_Written problem_
Copy these lines word for word, everything from the very first one down to the line containing "item-name: Farmhouse Ale", including both ends.

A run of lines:
═══
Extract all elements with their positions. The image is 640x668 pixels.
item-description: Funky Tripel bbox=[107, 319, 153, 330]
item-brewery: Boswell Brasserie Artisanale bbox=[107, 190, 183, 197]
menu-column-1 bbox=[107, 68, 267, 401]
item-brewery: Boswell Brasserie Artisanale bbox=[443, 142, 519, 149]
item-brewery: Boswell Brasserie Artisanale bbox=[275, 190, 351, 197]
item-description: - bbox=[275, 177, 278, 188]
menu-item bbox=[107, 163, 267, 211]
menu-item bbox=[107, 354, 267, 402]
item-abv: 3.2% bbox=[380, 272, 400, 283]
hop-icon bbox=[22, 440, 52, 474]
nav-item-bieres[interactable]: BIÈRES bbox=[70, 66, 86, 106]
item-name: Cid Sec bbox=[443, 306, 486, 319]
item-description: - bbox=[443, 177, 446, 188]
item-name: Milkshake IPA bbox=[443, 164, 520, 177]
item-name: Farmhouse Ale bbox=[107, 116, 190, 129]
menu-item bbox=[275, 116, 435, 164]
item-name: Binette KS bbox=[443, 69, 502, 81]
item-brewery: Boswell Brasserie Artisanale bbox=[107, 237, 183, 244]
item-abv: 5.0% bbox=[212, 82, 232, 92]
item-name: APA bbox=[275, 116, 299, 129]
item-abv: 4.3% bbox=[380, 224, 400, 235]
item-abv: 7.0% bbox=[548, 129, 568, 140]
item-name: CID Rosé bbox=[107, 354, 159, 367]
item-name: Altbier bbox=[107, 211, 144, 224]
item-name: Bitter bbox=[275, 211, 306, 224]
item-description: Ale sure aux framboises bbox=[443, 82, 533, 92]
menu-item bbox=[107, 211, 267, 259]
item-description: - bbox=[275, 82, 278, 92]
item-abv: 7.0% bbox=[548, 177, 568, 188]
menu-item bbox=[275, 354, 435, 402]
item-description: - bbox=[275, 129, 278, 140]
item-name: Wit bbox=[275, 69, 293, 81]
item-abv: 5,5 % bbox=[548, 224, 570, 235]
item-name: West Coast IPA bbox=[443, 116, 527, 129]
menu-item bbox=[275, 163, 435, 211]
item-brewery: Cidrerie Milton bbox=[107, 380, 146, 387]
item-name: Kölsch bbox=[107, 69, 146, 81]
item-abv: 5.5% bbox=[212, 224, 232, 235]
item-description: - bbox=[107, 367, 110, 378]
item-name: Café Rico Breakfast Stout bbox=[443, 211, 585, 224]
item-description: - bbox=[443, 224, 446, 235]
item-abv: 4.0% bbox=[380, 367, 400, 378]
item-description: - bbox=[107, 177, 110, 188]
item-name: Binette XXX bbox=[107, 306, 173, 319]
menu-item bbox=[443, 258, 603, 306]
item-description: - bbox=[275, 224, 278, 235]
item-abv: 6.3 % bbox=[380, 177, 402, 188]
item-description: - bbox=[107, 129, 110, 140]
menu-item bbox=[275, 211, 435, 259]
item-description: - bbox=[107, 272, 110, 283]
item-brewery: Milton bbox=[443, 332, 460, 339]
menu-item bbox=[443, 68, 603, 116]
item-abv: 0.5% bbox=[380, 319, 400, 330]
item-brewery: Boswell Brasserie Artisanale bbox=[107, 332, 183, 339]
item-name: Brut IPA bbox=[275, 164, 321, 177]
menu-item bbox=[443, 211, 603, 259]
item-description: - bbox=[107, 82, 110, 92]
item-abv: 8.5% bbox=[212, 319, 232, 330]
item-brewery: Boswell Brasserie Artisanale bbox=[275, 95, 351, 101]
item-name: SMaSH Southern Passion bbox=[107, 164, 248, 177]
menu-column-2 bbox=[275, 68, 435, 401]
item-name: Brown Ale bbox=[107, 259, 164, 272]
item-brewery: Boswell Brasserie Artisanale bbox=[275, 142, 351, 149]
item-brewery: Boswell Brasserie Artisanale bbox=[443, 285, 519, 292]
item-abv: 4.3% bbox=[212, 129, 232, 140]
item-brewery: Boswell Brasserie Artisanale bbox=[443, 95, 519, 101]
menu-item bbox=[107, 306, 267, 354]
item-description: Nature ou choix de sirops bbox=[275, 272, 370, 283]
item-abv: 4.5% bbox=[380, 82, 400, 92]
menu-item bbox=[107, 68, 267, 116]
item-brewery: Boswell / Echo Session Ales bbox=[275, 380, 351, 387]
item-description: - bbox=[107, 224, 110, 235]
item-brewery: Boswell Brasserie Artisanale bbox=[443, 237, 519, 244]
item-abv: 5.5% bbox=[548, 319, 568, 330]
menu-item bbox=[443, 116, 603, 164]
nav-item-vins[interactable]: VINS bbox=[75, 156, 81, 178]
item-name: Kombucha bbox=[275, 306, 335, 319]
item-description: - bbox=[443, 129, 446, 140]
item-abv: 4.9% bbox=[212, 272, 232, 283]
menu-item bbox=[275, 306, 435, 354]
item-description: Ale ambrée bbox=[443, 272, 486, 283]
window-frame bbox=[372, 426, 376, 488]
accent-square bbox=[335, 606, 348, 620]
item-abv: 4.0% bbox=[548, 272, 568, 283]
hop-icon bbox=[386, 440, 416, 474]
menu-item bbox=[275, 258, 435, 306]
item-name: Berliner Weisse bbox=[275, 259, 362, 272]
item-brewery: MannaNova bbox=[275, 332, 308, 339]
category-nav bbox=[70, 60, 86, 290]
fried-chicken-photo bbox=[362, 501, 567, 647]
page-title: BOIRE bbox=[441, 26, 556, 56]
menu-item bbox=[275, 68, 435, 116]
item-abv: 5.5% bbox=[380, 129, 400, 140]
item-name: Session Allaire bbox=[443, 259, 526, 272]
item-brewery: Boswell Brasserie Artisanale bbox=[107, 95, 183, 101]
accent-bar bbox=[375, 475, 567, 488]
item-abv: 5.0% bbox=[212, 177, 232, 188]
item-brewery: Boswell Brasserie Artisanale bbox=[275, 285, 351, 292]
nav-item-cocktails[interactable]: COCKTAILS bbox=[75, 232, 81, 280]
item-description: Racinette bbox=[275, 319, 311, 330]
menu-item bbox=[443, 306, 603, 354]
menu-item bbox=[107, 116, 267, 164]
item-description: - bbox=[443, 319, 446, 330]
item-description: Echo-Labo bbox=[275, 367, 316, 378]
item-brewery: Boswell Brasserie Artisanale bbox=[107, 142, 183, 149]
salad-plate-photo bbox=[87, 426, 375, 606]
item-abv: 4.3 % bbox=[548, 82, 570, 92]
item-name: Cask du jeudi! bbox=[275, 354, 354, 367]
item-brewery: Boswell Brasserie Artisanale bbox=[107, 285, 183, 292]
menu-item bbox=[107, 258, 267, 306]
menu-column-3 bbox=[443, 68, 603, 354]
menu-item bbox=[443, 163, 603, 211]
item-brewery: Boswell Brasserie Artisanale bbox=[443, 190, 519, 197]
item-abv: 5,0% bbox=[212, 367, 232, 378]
═══
_Correct answer_
Extract all elements with their positions. The image is 640x668 pixels.
item-description: Funky Tripel bbox=[107, 319, 153, 330]
item-brewery: Boswell Brasserie Artisanale bbox=[107, 190, 183, 197]
menu-column-1 bbox=[107, 68, 267, 401]
item-brewery: Boswell Brasserie Artisanale bbox=[443, 142, 519, 149]
item-brewery: Boswell Brasserie Artisanale bbox=[275, 190, 351, 197]
item-description: - bbox=[275, 177, 278, 188]
menu-item bbox=[107, 163, 267, 211]
menu-item bbox=[107, 354, 267, 402]
item-abv: 3.2% bbox=[380, 272, 400, 283]
hop-icon bbox=[22, 440, 52, 474]
nav-item-bieres[interactable]: BIÈRES bbox=[70, 66, 86, 106]
item-name: Cid Sec bbox=[443, 306, 486, 319]
item-description: - bbox=[443, 177, 446, 188]
item-name: Milkshake IPA bbox=[443, 164, 520, 177]
item-name: Farmhouse Ale bbox=[107, 116, 190, 129]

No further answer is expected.